= Problem to solve =
Give the count of lines holding the string "marker" and nothing else.

= Provided data =

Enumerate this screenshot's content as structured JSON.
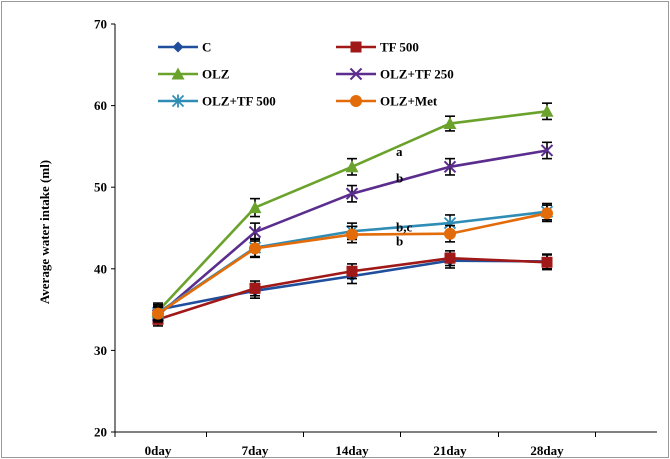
{
  "chart_data": {
    "type": "line",
    "title": "",
    "xlabel": "",
    "ylabel": "Average  water intake (ml)",
    "ylim": [
      20,
      70
    ],
    "yticks": [
      20,
      30,
      40,
      50,
      60,
      70
    ],
    "categories": [
      "0day",
      "7day",
      "14day",
      "21day",
      "28day"
    ],
    "legend_position": "top, two columns",
    "grid": false,
    "series": [
      {
        "name": "C",
        "color": "#1f4e9c",
        "marker": "diamond",
        "values": [
          35.0,
          37.3,
          39.1,
          41.0,
          40.9
        ],
        "errors": [
          0.8,
          0.9,
          0.9,
          0.9,
          0.9
        ]
      },
      {
        "name": "TF 500",
        "color": "#a01818",
        "marker": "square",
        "values": [
          33.8,
          37.6,
          39.7,
          41.3,
          40.8
        ],
        "errors": [
          0.8,
          0.9,
          0.9,
          0.9,
          0.9
        ]
      },
      {
        "name": "OLZ",
        "color": "#6aa22c",
        "marker": "triangle",
        "values": [
          34.8,
          47.5,
          52.5,
          57.8,
          59.3
        ],
        "errors": [
          0.8,
          1.1,
          1.0,
          0.9,
          1.0
        ]
      },
      {
        "name": "OLZ+TF 250",
        "color": "#5b2d8e",
        "marker": "x",
        "values": [
          34.3,
          44.5,
          49.2,
          52.5,
          54.5
        ],
        "errors": [
          0.8,
          1.1,
          1.0,
          1.0,
          1.0
        ]
      },
      {
        "name": "OLZ+TF 500",
        "color": "#2f8cb5",
        "marker": "asterisk",
        "values": [
          34.6,
          42.6,
          44.6,
          45.6,
          47.0
        ],
        "errors": [
          0.8,
          1.1,
          1.0,
          1.0,
          1.0
        ]
      },
      {
        "name": "OLZ+Met",
        "color": "#e36c0a",
        "marker": "circle",
        "values": [
          34.5,
          42.5,
          44.2,
          44.3,
          46.8
        ],
        "errors": [
          0.8,
          1.1,
          1.0,
          1.0,
          1.0
        ]
      }
    ],
    "annotations": [
      {
        "text": "a",
        "category": "14day",
        "y": 54.4
      },
      {
        "text": "b",
        "category": "14day",
        "y": 51.1
      },
      {
        "text": "b,c",
        "category": "14day",
        "y": 45.1
      },
      {
        "text": "b",
        "category": "14day",
        "y": 43.4
      }
    ]
  }
}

= Full answer =
6